╭─ DATA RECORDS
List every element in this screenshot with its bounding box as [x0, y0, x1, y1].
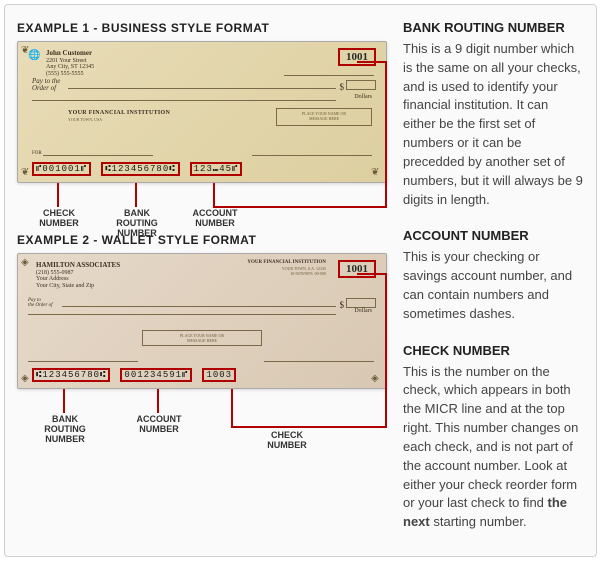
callout-account-label: ACCOUNTNUMBER [129, 415, 189, 435]
callout-account-label: ACCOUNTNUMBER [185, 209, 245, 229]
callout-check-label: CHECKNUMBER [257, 431, 317, 451]
callout-line [231, 389, 233, 427]
micr-check-field: ⑈001001⑈ [32, 162, 91, 176]
amount-line [28, 314, 336, 315]
signature-line [252, 155, 372, 156]
check-term-title: CHECK NUMBER [403, 342, 584, 361]
financial-institution: YOUR FINANCIAL INSTITUTION [68, 110, 170, 116]
routing-term-body: This is a 9 digit number which is the sa… [403, 40, 584, 210]
callout-line [385, 273, 387, 427]
micr-line: ⑆123456780⑆ 001234591⑈ 1003 [32, 368, 372, 382]
message-box: PLACE YOUR NAME ORMESSAGE HERE [142, 330, 262, 346]
example1-title: EXAMPLE 1 - BUSINESS STYLE FORMAT [17, 21, 387, 35]
payto-line [68, 88, 336, 89]
check-term-body: This is the number on the check, which a… [403, 363, 584, 533]
micr-account-field: 123⑉45⑈ [190, 162, 243, 176]
dollars-label: Dollars [354, 308, 372, 314]
for-label: FOR [32, 151, 42, 156]
check-number-box: 1001 [338, 260, 376, 278]
callout-line [213, 183, 215, 207]
customer-addr1: 2201 Your Street [46, 58, 376, 65]
customer-addr1: Your Address [36, 276, 376, 283]
callout-line [357, 61, 385, 63]
callout-routing-label: BANKROUTINGNUMBER [107, 209, 167, 239]
memo-line [28, 361, 138, 362]
callout-line [213, 206, 387, 208]
signature-line [264, 361, 374, 362]
for-line: FOR [32, 150, 153, 156]
micr-routing-field: ⑆123456780⑆ [101, 162, 179, 176]
globe-icon: 🌐 [28, 50, 40, 61]
dollar-sign: $ [340, 82, 345, 92]
callout-line [57, 183, 59, 207]
definitions-column: BANK ROUTING NUMBER This is a 9 digit nu… [397, 17, 584, 544]
check-number-box: 1001 [338, 48, 376, 66]
account-term-body: This is your checking or savings account… [403, 248, 584, 323]
customer-name: John Customer [46, 50, 376, 58]
financial-institution-sub: YOUR TOWN, S.A. 1234510-5678/9876 00-000 [282, 266, 326, 276]
callout-line [63, 389, 65, 413]
dollar-sign: $ [340, 300, 345, 310]
dollar-box [346, 298, 376, 308]
payto-label: Pay to theOrder of [32, 78, 60, 92]
callout-line [135, 183, 137, 207]
dollar-box [346, 80, 376, 90]
account-term-title: ACCOUNT NUMBER [403, 227, 584, 246]
customer-addr2: Your City, State and Zip [36, 283, 376, 290]
example1-wrap: ❦ ❦ ❦ 🌐 John Customer 2201 Your Street A… [17, 41, 387, 183]
info-panel: EXAMPLE 1 - BUSINESS STYLE FORMAT ❦ ❦ ❦ … [4, 4, 597, 557]
ornament-icon: ◈ [371, 373, 383, 385]
callout-line [157, 389, 159, 413]
micr-line: ⑈001001⑈ ⑆123456780⑆ 123⑉45⑈ [32, 162, 372, 176]
financial-institution-sub: YOUR TOWN, USA [68, 117, 102, 122]
message-box: PLACE YOUR NAME ORMESSAGE HERE [276, 108, 372, 126]
callout-routing-label: BANKROUTINGNUMBER [35, 415, 95, 445]
check-body-1: This is the number on the check, which a… [403, 364, 578, 511]
date-line [284, 68, 374, 76]
payto-label: Pay tothe Order of [28, 298, 53, 308]
dollars-label: Dollars [354, 94, 372, 100]
amount-line [32, 100, 336, 101]
example2-title: EXAMPLE 2 - WALLET STYLE FORMAT [17, 233, 387, 247]
micr-check-field: 1003 [202, 368, 236, 382]
example2-wrap: ◈ ◈ ◈ HAMILTON ASSOCIATES (218) 555-0987… [17, 253, 387, 389]
payto-line [62, 306, 336, 307]
callout-check-label: CHECKNUMBER [29, 209, 89, 229]
ornament-icon: ❦ [371, 167, 383, 179]
financial-institution: YOUR FINANCIAL INSTITUTION [247, 260, 326, 265]
callout-line [357, 273, 385, 275]
example2-check: ◈ ◈ ◈ HAMILTON ASSOCIATES (218) 555-0987… [17, 253, 387, 389]
check-body-2: starting number. [430, 514, 527, 529]
micr-account-field: 001234591⑈ [120, 368, 192, 382]
callout-line [385, 61, 387, 207]
callout-line [231, 426, 387, 428]
micr-routing-field: ⑆123456780⑆ [32, 368, 110, 382]
example1-check: ❦ ❦ ❦ 🌐 John Customer 2201 Your Street A… [17, 41, 387, 183]
examples-column: EXAMPLE 1 - BUSINESS STYLE FORMAT ❦ ❦ ❦ … [17, 17, 397, 544]
routing-term-title: BANK ROUTING NUMBER [403, 19, 584, 38]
╰─
Can you repeat the data above, replacing every "callout-line" with "leader-line" and changing nothing else? Leave the picture out.

List every element in this screenshot with its bounding box as [x0, y0, x1, y1].
callout-account-label: ACCOUNTNUMBER [129, 415, 189, 435]
callout-account-label: ACCOUNTNUMBER [185, 209, 245, 229]
callout-check-label: CHECKNUMBER [257, 431, 317, 451]
leader-line [231, 389, 233, 427]
micr-check-field: ⑈001001⑈ [32, 162, 91, 176]
amount-line [28, 314, 336, 315]
signature-line [252, 155, 372, 156]
check-term-title: CHECK NUMBER [403, 342, 584, 361]
financial-institution: YOUR FINANCIAL INSTITUTION [68, 110, 170, 116]
routing-term-body: This is a 9 digit number which is the sa… [403, 40, 584, 210]
leader-line [385, 273, 387, 427]
micr-line: ⑆123456780⑆ 001234591⑈ 1003 [32, 368, 372, 382]
message-box: PLACE YOUR NAME ORMESSAGE HERE [142, 330, 262, 346]
example1-title: EXAMPLE 1 - BUSINESS STYLE FORMAT [17, 21, 387, 35]
payto-line [68, 88, 336, 89]
check-term-body: This is the number on the check, which a… [403, 363, 584, 533]
micr-account-field: 123⑉45⑈ [190, 162, 243, 176]
dollars-label: Dollars [354, 308, 372, 314]
for-label: FOR [32, 151, 42, 156]
check-number-box: 1001 [338, 260, 376, 278]
leader-line [213, 183, 215, 207]
customer-addr1: 2201 Your Street [46, 58, 376, 65]
customer-addr1: Your Address [36, 276, 376, 283]
leader-line [357, 61, 385, 63]
callout-routing-label: BANKROUTINGNUMBER [107, 209, 167, 239]
memo-line [28, 361, 138, 362]
leader-line [213, 206, 387, 208]
signature-line [264, 361, 374, 362]
for-line: FOR [32, 150, 153, 156]
micr-routing-field: ⑆123456780⑆ [101, 162, 179, 176]
globe-icon: 🌐 [28, 50, 40, 61]
dollar-sign: $ [340, 82, 345, 92]
leader-line [57, 183, 59, 207]
definitions-column: BANK ROUTING NUMBER This is a 9 digit nu… [397, 17, 584, 544]
check-number-box: 1001 [338, 48, 376, 66]
account-term-body: This is your checking or savings account… [403, 248, 584, 323]
customer-name: John Customer [46, 50, 376, 58]
financial-institution-sub: YOUR TOWN, S.A. 1234510-5678/9876 00-000 [282, 266, 326, 276]
leader-line [63, 389, 65, 413]
dollar-sign: $ [340, 300, 345, 310]
dollar-box [346, 298, 376, 308]
payto-label: Pay to theOrder of [32, 78, 60, 92]
leader-line [135, 183, 137, 207]
dollar-box [346, 80, 376, 90]
account-term-title: ACCOUNT NUMBER [403, 227, 584, 246]
customer-addr2: Your City, State and Zip [36, 283, 376, 290]
example1-wrap: ❦ ❦ ❦ 🌐 John Customer 2201 Your Street A… [17, 41, 387, 183]
info-panel: EXAMPLE 1 - BUSINESS STYLE FORMAT ❦ ❦ ❦ … [4, 4, 597, 557]
ornament-icon: ◈ [371, 373, 383, 385]
leader-line [157, 389, 159, 413]
micr-line: ⑈001001⑈ ⑆123456780⑆ 123⑉45⑈ [32, 162, 372, 176]
financial-institution-sub: YOUR TOWN, USA [68, 117, 102, 122]
message-box: PLACE YOUR NAME ORMESSAGE HERE [276, 108, 372, 126]
callout-routing-label: BANKROUTINGNUMBER [35, 415, 95, 445]
check-body-1: This is the number on the check, which a… [403, 364, 578, 511]
date-line [284, 68, 374, 76]
payto-label: Pay tothe Order of [28, 298, 53, 308]
dollars-label: Dollars [354, 94, 372, 100]
amount-line [32, 100, 336, 101]
example2-title: EXAMPLE 2 - WALLET STYLE FORMAT [17, 233, 387, 247]
micr-check-field: 1003 [202, 368, 236, 382]
example2-wrap: ◈ ◈ ◈ HAMILTON ASSOCIATES (218) 555-0987… [17, 253, 387, 389]
payto-line [62, 306, 336, 307]
callout-check-label: CHECKNUMBER [29, 209, 89, 229]
ornament-icon: ❦ [371, 167, 383, 179]
financial-institution: YOUR FINANCIAL INSTITUTION [247, 260, 326, 265]
leader-line [357, 273, 385, 275]
example2-check: ◈ ◈ ◈ HAMILTON ASSOCIATES (218) 555-0987… [17, 253, 387, 389]
check-body-2: starting number. [430, 514, 527, 529]
micr-account-field: 001234591⑈ [120, 368, 192, 382]
leader-line [385, 61, 387, 207]
leader-line [231, 426, 387, 428]
micr-routing-field: ⑆123456780⑆ [32, 368, 110, 382]
example1-check: ❦ ❦ ❦ 🌐 John Customer 2201 Your Street A… [17, 41, 387, 183]
examples-column: EXAMPLE 1 - BUSINESS STYLE FORMAT ❦ ❦ ❦ … [17, 17, 397, 544]
routing-term-title: BANK ROUTING NUMBER [403, 19, 584, 38]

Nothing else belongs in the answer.